Input data start
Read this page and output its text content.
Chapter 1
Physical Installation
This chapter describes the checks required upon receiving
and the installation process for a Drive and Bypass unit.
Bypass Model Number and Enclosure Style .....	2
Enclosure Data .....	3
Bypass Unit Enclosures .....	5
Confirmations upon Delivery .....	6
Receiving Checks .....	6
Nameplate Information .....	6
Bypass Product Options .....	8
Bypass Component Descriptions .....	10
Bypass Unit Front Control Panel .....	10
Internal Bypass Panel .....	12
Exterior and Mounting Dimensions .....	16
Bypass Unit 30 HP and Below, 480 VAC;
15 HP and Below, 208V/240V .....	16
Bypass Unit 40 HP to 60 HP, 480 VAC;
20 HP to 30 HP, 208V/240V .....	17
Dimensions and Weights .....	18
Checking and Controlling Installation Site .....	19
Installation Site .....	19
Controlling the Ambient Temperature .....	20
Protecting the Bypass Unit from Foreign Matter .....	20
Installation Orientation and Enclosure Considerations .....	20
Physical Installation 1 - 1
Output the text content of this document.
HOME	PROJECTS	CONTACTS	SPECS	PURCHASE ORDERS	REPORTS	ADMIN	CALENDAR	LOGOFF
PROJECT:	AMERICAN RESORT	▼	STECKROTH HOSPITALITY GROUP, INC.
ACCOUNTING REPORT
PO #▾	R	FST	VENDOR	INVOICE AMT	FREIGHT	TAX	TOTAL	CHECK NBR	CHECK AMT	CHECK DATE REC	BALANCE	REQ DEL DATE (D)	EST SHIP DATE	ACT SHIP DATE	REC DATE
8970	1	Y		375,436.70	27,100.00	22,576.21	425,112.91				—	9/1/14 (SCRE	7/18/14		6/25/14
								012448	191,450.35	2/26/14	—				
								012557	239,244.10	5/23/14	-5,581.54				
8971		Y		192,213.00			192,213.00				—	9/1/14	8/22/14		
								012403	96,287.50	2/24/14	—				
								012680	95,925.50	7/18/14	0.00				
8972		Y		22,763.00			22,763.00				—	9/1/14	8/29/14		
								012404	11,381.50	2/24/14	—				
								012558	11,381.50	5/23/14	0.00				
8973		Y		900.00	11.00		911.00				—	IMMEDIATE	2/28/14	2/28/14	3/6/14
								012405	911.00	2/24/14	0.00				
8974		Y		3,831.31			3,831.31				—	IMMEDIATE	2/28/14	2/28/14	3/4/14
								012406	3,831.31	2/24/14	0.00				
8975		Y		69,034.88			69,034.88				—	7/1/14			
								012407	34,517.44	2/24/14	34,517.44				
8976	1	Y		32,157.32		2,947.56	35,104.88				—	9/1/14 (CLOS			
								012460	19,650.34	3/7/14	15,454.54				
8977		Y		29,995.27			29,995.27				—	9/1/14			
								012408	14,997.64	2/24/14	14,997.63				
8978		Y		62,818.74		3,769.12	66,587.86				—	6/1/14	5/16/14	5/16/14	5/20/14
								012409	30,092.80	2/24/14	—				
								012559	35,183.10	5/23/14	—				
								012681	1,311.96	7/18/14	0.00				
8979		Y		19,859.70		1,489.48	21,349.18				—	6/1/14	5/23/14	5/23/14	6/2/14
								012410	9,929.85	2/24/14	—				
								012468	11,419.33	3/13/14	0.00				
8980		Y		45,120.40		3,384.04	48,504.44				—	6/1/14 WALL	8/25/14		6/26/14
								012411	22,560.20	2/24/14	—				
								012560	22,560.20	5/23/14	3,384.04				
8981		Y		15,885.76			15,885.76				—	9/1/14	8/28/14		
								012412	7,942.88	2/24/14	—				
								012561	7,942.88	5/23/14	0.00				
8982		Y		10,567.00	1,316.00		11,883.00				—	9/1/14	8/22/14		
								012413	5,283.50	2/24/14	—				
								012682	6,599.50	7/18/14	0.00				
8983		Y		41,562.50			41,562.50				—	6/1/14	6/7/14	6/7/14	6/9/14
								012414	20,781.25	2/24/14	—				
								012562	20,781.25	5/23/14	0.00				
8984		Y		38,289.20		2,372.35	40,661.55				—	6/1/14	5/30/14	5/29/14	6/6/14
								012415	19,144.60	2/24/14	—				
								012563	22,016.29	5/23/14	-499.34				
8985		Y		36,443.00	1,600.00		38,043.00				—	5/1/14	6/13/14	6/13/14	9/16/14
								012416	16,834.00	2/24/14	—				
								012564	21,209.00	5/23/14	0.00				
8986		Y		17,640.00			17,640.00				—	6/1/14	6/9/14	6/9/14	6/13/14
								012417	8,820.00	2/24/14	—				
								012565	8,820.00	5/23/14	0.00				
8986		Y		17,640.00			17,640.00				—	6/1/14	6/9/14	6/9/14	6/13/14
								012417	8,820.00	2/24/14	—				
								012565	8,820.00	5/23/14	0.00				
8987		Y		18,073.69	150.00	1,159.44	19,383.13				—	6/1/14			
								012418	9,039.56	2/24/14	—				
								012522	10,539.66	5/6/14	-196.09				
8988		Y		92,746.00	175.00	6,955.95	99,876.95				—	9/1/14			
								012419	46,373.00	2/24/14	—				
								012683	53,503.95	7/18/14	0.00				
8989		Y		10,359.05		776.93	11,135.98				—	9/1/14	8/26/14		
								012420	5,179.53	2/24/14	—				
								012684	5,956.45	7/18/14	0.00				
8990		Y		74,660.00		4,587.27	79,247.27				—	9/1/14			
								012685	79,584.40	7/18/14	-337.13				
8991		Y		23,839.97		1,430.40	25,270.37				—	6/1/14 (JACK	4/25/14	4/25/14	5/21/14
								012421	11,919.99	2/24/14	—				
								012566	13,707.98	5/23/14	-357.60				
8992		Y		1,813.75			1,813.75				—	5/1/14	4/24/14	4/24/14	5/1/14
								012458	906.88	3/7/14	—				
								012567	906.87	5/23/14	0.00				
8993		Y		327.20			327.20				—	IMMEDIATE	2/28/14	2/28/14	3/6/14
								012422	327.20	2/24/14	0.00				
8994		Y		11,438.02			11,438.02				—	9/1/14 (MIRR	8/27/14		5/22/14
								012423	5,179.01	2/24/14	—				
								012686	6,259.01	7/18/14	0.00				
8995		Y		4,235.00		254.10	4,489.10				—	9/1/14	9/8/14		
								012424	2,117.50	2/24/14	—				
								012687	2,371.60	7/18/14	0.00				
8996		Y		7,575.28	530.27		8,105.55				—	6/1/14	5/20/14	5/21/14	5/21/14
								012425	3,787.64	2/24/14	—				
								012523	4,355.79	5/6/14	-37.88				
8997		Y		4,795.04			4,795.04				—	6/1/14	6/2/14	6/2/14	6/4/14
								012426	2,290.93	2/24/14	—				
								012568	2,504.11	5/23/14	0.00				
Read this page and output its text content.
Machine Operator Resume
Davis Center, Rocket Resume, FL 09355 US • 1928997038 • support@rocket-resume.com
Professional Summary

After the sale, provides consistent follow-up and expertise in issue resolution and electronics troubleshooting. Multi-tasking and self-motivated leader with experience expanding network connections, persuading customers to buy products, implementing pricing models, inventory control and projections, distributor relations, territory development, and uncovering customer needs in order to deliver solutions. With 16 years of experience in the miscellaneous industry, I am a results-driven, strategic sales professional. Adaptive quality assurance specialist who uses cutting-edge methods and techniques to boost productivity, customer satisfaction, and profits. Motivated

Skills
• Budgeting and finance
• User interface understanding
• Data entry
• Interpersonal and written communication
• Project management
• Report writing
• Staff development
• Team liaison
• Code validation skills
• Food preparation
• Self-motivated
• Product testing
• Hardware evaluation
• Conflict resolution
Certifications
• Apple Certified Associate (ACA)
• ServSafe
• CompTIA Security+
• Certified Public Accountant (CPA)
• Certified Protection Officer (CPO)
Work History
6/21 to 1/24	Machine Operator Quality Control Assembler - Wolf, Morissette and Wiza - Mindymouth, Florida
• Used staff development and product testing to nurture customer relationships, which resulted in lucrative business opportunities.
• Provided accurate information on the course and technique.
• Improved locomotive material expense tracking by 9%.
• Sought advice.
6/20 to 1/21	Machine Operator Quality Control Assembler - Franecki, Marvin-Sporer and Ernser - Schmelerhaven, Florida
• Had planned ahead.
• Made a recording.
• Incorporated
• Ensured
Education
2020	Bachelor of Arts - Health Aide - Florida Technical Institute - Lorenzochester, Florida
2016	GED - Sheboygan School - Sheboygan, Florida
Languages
Input data end
Aim
Gather all lines from the listing above in which "upon" occurs.

Answer
This chapter describes the checks required upon receiving
Confirmations upon Delivery .....	6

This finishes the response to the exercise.